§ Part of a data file
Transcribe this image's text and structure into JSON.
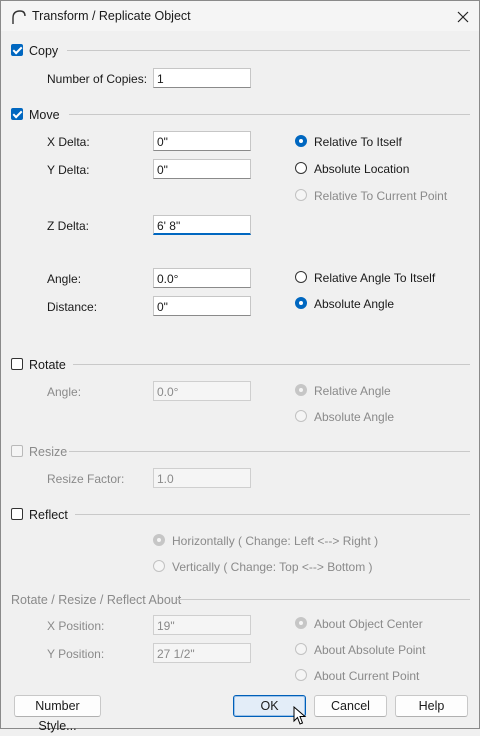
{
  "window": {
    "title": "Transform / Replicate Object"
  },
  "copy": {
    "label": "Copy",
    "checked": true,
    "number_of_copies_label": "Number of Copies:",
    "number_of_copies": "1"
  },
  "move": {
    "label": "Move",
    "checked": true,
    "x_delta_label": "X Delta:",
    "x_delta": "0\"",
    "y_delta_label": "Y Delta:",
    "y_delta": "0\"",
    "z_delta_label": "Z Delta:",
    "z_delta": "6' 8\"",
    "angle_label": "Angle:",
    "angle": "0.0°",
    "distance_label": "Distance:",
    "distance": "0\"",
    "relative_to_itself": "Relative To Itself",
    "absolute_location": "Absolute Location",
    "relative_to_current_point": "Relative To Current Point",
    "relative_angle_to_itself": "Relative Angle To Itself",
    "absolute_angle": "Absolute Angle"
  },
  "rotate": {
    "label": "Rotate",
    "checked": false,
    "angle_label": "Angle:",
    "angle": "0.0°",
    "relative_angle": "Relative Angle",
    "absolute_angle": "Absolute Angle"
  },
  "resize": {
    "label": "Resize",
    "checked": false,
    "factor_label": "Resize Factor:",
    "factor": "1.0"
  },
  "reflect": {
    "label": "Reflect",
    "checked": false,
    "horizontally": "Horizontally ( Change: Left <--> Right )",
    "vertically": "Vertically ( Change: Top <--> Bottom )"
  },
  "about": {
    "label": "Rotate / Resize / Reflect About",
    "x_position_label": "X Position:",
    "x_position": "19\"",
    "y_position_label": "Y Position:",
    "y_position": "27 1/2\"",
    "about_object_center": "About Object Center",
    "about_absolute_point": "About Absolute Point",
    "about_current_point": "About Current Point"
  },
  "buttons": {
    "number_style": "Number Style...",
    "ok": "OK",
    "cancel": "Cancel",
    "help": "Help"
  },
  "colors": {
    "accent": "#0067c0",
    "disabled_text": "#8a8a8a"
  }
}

§ Your instructions
Reproduce every entry word for word, but skip any pictures.

§ Solution to the exercise
Transcribe this image's text and structure into JSON.
{
  "window": {
    "title": "Transform / Replicate Object"
  },
  "copy": {
    "label": "Copy",
    "checked": true,
    "number_of_copies_label": "Number of Copies:",
    "number_of_copies": "1"
  },
  "move": {
    "label": "Move",
    "checked": true,
    "x_delta_label": "X Delta:",
    "x_delta": "0\"",
    "y_delta_label": "Y Delta:",
    "y_delta": "0\"",
    "z_delta_label": "Z Delta:",
    "z_delta": "6' 8\"",
    "angle_label": "Angle:",
    "angle": "0.0°",
    "distance_label": "Distance:",
    "distance": "0\"",
    "relative_to_itself": "Relative To Itself",
    "absolute_location": "Absolute Location",
    "relative_to_current_point": "Relative To Current Point",
    "relative_angle_to_itself": "Relative Angle To Itself",
    "absolute_angle": "Absolute Angle"
  },
  "rotate": {
    "label": "Rotate",
    "checked": false,
    "angle_label": "Angle:",
    "angle": "0.0°",
    "relative_angle": "Relative Angle",
    "absolute_angle": "Absolute Angle"
  },
  "resize": {
    "label": "Resize",
    "checked": false,
    "factor_label": "Resize Factor:",
    "factor": "1.0"
  },
  "reflect": {
    "label": "Reflect",
    "checked": false,
    "horizontally": "Horizontally ( Change: Left <--> Right )",
    "vertically": "Vertically ( Change: Top <--> Bottom )"
  },
  "about": {
    "label": "Rotate / Resize / Reflect About",
    "x_position_label": "X Position:",
    "x_position": "19\"",
    "y_position_label": "Y Position:",
    "y_position": "27 1/2\"",
    "about_object_center": "About Object Center",
    "about_absolute_point": "About Absolute Point",
    "about_current_point": "About Current Point"
  },
  "buttons": {
    "number_style": "Number Style...",
    "ok": "OK",
    "cancel": "Cancel",
    "help": "Help"
  },
  "colors": {
    "accent": "#0067c0",
    "disabled_text": "#8a8a8a"
  }
}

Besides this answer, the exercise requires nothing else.